Dataset extract:
* * * *

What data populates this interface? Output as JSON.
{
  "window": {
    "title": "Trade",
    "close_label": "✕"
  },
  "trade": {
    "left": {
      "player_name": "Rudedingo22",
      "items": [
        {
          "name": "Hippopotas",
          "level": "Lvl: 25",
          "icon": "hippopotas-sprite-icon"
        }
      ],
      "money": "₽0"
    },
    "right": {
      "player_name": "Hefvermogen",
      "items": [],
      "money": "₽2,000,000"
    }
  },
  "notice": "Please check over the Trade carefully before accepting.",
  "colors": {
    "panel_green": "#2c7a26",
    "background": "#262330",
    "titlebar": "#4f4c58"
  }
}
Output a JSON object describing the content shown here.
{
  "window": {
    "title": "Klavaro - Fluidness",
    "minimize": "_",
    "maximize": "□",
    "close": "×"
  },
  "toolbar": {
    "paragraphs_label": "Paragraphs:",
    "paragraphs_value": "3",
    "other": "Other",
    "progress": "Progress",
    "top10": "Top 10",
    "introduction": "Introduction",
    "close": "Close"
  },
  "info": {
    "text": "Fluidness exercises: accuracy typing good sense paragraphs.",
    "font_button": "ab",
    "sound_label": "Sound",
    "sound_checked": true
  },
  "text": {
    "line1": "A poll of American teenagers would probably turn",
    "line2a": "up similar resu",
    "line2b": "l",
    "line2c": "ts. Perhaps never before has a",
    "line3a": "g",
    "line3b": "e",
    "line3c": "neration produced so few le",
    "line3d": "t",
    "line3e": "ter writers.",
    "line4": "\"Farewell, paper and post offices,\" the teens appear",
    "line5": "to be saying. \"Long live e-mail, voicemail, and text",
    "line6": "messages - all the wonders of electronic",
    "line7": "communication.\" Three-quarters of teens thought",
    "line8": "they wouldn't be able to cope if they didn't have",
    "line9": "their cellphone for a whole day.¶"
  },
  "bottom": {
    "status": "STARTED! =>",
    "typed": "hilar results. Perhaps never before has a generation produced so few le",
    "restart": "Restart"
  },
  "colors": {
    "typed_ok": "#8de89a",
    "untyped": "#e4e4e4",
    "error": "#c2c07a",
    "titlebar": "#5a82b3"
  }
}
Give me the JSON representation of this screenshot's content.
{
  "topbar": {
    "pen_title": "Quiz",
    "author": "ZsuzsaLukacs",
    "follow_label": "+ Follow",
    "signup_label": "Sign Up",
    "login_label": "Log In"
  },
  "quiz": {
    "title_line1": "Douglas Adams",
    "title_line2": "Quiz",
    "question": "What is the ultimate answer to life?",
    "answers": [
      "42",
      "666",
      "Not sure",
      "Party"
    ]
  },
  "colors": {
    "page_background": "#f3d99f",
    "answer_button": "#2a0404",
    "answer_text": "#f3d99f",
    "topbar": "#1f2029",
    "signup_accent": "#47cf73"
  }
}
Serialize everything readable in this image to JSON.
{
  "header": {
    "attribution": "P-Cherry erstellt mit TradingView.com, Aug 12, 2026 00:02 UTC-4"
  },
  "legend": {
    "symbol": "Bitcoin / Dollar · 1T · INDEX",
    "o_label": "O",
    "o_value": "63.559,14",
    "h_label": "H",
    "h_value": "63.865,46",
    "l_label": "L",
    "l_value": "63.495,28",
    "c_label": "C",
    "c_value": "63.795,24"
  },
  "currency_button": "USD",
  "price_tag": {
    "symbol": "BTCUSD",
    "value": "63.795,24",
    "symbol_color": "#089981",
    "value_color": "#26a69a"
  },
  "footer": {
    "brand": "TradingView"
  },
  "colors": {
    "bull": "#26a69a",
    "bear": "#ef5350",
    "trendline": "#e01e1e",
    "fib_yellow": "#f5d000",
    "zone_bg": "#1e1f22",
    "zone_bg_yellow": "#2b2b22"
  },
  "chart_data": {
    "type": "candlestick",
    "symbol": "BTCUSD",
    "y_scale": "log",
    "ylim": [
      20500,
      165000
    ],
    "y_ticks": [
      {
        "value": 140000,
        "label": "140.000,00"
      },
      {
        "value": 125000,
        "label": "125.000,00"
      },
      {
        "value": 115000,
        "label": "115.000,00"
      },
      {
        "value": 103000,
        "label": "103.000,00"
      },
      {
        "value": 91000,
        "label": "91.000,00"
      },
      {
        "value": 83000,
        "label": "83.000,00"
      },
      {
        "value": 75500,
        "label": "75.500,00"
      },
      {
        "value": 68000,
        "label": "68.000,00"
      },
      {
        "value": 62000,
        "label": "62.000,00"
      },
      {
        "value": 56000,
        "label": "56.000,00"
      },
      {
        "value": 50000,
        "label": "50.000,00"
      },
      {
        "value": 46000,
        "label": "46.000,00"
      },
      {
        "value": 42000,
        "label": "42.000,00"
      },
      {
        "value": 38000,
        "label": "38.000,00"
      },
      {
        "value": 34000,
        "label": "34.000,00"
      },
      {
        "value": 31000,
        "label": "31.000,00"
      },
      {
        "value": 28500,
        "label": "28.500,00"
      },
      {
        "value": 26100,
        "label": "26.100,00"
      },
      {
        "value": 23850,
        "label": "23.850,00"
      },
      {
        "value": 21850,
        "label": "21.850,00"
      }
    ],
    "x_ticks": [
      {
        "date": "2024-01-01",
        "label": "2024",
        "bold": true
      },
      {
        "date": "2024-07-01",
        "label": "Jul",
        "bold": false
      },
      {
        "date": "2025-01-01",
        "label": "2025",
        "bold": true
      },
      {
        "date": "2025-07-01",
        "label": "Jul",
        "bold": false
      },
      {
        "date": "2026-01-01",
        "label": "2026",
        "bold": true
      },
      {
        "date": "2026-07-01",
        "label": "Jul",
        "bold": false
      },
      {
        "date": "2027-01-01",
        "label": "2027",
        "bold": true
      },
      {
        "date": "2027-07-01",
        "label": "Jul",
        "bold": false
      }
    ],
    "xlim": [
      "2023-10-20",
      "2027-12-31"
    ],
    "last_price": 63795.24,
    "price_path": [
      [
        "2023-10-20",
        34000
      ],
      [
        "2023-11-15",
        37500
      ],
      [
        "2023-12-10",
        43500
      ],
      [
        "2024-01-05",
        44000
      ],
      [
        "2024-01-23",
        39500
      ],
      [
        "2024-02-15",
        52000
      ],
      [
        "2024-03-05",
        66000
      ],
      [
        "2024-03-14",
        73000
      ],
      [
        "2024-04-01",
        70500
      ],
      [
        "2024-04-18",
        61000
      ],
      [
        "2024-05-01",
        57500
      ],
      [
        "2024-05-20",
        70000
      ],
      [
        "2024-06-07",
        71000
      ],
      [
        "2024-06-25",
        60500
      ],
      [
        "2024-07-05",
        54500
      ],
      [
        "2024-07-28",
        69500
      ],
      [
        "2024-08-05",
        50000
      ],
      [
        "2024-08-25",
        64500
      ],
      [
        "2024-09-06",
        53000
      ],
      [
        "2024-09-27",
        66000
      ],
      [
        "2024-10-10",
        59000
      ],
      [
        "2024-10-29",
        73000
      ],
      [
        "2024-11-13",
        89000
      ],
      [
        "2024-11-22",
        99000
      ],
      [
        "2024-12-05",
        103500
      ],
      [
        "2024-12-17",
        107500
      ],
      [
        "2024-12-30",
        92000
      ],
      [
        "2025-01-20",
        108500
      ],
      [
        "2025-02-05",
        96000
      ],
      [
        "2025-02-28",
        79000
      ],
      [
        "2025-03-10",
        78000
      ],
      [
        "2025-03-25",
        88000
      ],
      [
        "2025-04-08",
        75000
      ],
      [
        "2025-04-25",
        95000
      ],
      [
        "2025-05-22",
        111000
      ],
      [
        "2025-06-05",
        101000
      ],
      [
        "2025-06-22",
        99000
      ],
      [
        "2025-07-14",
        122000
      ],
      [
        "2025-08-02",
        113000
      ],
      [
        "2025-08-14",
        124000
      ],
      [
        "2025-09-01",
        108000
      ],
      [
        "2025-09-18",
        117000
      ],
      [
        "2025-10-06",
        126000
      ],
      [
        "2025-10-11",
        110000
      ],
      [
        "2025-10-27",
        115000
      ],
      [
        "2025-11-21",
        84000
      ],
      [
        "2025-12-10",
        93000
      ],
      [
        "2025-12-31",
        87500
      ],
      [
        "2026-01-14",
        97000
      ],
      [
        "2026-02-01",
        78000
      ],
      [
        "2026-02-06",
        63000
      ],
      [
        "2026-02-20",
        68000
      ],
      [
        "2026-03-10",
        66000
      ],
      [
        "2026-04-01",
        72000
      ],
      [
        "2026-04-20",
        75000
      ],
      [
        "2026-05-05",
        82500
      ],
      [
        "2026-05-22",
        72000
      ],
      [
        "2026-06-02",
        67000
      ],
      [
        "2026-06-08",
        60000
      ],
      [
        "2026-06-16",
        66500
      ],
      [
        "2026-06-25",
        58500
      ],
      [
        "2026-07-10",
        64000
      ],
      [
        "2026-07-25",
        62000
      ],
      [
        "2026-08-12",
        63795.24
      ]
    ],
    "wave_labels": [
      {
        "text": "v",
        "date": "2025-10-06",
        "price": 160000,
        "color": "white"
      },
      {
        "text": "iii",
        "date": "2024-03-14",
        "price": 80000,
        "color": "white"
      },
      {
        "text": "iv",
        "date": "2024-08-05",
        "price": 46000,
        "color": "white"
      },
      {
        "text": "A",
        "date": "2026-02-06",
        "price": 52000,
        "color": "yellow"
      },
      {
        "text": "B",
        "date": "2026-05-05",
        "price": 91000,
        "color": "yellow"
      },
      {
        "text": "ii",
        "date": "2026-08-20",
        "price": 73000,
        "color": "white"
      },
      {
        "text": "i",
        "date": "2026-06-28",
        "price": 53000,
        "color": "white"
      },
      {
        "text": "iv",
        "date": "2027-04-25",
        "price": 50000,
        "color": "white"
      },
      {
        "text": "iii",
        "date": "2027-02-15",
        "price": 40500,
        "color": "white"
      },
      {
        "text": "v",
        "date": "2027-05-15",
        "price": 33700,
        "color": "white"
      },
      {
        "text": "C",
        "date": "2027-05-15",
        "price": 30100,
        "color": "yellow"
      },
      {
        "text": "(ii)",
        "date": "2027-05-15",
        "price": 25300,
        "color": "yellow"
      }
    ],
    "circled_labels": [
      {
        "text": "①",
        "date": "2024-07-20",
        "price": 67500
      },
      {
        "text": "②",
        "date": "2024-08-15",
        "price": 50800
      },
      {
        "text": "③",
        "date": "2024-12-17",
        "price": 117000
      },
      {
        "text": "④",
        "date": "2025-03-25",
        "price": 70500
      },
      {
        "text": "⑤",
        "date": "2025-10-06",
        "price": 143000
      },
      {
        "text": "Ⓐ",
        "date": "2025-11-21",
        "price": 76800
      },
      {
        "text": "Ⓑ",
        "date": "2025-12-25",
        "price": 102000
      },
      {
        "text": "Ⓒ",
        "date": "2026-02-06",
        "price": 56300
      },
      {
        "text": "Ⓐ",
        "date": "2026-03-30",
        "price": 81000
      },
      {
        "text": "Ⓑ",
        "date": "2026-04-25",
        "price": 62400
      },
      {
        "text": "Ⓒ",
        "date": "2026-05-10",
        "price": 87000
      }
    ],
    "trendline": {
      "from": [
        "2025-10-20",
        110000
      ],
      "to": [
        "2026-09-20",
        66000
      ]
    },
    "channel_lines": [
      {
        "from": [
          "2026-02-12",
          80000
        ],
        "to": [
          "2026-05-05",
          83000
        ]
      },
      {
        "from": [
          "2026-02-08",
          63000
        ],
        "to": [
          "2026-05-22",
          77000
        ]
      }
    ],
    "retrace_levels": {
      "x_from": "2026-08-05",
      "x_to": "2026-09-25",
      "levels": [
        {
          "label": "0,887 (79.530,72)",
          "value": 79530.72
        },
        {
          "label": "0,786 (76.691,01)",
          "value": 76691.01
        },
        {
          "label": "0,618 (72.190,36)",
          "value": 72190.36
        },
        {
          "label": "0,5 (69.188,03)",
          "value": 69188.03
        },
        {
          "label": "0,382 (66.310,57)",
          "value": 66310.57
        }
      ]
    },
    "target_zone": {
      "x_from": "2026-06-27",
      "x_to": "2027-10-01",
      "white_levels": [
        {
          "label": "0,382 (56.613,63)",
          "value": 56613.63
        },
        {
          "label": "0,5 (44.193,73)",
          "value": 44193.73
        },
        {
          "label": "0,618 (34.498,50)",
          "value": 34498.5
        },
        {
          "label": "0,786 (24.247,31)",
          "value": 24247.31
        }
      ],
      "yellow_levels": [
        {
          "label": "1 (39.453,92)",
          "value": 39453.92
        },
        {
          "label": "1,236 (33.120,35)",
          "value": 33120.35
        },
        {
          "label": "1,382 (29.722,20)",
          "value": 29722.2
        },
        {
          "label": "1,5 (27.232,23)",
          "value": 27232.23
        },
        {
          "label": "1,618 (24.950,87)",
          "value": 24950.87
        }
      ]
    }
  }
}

* * * *

What the task requires: Find each line holding "Fluidness". Copy it out.

Task response:
    "title": "Klavaro - Fluidness",
    "text": "Fluidness exercises: accuracy typing good sense paragraphs.",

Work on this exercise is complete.